Each line containing the word "Forövrig" should be found and copied.

Collected data entries:
════════

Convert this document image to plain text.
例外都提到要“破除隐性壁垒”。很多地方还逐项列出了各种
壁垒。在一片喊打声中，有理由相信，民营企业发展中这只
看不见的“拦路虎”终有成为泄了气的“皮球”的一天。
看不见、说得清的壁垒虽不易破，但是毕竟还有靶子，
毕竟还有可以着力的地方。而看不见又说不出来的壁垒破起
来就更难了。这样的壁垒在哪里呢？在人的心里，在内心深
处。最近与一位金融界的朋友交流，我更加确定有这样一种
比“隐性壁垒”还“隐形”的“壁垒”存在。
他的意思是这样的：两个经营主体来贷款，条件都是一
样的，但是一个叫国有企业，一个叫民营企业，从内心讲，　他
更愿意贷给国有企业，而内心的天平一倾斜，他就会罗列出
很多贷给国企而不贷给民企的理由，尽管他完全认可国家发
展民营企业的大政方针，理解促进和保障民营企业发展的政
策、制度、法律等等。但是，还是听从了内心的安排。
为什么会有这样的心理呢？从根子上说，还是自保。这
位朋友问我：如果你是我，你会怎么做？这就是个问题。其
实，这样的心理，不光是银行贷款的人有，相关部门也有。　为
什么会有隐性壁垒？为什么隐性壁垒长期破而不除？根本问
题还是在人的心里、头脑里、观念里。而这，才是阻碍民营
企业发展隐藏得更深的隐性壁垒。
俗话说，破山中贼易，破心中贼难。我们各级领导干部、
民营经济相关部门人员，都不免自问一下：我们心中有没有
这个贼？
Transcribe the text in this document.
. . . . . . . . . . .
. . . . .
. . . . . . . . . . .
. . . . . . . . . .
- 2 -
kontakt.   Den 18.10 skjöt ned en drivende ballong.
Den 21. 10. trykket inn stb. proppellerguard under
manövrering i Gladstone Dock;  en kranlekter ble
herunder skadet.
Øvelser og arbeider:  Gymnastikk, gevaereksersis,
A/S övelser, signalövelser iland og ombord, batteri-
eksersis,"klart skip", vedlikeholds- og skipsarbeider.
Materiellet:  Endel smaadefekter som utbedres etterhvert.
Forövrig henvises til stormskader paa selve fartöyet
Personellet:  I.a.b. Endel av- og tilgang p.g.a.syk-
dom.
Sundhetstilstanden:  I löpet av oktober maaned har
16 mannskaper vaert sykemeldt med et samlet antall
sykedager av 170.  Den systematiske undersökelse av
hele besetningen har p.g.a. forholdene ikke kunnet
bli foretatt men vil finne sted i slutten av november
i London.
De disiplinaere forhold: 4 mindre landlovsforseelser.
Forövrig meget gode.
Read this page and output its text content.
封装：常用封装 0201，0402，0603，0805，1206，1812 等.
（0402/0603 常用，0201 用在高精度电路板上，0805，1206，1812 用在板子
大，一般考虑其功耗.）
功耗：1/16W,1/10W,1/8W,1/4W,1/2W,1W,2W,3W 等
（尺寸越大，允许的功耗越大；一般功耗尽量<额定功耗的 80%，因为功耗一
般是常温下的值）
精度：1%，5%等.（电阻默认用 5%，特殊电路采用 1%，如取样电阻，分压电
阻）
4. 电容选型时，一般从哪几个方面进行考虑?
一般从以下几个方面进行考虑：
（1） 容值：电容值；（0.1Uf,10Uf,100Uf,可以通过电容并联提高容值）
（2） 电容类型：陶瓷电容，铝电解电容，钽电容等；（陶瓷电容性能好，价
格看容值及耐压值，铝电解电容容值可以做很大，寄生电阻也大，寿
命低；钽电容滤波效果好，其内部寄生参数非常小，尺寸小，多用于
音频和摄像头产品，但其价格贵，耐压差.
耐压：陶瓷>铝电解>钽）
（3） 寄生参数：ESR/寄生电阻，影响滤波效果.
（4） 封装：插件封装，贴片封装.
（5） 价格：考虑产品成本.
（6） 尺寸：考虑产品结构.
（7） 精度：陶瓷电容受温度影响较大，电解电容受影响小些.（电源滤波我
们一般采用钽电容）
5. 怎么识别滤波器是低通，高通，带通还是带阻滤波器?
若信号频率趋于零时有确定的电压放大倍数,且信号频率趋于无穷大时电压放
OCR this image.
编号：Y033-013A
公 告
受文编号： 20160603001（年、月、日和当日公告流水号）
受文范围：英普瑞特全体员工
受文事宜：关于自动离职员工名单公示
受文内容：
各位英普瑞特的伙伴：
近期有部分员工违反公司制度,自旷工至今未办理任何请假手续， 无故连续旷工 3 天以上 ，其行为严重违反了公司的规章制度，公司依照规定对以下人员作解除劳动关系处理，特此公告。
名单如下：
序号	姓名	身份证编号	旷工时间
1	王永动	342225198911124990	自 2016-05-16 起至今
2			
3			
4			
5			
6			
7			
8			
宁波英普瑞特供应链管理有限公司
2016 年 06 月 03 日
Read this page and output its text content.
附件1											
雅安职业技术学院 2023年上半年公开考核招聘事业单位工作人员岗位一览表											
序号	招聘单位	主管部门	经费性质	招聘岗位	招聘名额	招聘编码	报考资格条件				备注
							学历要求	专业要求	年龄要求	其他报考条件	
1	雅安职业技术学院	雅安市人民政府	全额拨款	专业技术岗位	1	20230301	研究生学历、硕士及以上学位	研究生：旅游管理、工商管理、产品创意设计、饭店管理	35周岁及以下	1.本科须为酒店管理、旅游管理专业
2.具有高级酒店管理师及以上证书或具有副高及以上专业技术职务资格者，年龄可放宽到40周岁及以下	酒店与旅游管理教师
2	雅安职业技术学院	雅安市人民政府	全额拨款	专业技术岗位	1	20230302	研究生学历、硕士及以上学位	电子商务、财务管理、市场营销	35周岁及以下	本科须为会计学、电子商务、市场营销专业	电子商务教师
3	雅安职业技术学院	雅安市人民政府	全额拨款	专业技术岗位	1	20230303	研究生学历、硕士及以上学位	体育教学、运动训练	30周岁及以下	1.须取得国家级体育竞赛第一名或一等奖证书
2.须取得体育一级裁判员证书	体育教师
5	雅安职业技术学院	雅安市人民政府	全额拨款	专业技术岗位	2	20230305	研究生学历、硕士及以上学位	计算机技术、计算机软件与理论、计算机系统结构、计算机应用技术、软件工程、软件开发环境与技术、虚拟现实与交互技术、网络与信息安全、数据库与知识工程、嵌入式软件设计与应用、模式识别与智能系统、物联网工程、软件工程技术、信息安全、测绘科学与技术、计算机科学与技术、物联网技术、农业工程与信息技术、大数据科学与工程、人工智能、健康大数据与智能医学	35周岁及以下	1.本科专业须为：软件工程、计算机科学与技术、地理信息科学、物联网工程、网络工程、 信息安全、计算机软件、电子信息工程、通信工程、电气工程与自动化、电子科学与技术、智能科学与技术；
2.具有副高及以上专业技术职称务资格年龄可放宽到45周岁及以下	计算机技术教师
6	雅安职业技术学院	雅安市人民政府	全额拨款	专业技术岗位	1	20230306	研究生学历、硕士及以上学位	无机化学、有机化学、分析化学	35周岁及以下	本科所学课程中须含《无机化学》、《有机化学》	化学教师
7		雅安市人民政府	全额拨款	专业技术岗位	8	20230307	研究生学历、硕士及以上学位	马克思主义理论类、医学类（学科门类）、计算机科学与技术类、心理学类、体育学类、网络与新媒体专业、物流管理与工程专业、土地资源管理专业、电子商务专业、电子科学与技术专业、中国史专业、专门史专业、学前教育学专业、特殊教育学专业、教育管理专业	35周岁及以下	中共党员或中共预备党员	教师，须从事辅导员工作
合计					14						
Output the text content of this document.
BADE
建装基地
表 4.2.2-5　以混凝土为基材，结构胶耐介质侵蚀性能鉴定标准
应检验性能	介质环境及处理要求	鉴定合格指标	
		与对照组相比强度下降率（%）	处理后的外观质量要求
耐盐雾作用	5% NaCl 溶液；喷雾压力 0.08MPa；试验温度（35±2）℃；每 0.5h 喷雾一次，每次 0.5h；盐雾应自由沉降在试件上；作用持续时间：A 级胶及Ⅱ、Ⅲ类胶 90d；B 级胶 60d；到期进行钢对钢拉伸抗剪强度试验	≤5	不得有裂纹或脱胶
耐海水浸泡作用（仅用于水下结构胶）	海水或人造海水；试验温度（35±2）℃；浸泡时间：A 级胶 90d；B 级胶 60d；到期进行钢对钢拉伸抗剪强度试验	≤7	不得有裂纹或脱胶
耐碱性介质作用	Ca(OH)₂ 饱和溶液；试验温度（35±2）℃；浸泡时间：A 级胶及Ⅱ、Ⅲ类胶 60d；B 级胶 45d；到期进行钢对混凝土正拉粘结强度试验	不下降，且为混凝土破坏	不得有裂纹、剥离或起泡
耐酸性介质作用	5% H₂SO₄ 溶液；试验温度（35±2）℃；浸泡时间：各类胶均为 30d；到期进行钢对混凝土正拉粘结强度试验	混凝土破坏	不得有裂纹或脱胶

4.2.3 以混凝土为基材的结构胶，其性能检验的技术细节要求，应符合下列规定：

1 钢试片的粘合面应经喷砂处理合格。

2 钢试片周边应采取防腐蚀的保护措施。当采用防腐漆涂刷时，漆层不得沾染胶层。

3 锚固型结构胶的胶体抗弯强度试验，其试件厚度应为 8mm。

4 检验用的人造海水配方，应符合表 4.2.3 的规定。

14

════════

## THE RESULT
Forövrig henvises til stormskader paa selve fartöyet
Forövrig meget gode.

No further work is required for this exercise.